(Document section)

Heterogeneous computing power, along with open-source models (open weights count, barely), are perhaps the two most important fundamental ecosystems for a better AI.

(End Document section)

> **Instructions**
1 – Rewrite the sentence about AI ecosystems between "Heterogeneous computing power, along" and "a better AI.", inclusive, swapping "open-source models" for "community-built models".
2 – According to the sentence about AI ecosystems, which two things are perhaps the most important fundamental ecosystems for a better AI?

(Source material)

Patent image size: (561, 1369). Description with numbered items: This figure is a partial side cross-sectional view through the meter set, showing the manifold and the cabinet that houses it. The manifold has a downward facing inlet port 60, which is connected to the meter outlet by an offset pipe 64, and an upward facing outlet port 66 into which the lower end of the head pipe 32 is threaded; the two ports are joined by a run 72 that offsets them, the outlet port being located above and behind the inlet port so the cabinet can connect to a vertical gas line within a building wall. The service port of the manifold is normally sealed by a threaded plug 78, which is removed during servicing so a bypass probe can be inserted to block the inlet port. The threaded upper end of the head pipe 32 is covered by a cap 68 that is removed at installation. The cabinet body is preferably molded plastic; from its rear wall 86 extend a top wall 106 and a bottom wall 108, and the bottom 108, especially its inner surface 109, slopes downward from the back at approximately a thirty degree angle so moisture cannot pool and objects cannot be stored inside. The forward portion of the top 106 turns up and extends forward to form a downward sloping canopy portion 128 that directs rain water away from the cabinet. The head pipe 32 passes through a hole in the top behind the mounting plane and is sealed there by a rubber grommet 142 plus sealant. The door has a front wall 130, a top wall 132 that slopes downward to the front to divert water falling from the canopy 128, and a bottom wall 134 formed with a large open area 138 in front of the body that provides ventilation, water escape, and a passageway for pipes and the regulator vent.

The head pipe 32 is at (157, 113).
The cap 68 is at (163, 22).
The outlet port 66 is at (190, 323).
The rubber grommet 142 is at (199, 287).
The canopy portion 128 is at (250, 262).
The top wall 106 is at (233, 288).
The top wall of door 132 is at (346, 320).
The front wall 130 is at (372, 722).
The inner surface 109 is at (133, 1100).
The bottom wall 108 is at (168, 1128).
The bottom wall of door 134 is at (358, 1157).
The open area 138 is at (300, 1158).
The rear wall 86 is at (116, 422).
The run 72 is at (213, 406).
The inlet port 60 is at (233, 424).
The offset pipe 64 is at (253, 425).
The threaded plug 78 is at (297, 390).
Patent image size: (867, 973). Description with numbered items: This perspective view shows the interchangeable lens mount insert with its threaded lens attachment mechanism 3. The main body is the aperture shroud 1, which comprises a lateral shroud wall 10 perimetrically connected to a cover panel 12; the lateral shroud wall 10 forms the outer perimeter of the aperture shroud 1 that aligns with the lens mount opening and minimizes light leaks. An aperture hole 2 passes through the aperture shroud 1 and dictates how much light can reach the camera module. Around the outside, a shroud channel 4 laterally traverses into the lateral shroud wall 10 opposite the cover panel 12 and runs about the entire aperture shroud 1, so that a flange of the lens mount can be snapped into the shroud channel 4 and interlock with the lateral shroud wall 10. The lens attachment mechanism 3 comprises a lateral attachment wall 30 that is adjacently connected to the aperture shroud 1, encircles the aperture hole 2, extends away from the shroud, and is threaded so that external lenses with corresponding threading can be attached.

(End Source material)

> **List of answers**
1 –
Heterogeneous computing power, along with community-built models (open weights count, barely), are perhaps the two most important fundamental ecosystems for a better AI.

2 – Heterogeneous computing power and open-source models.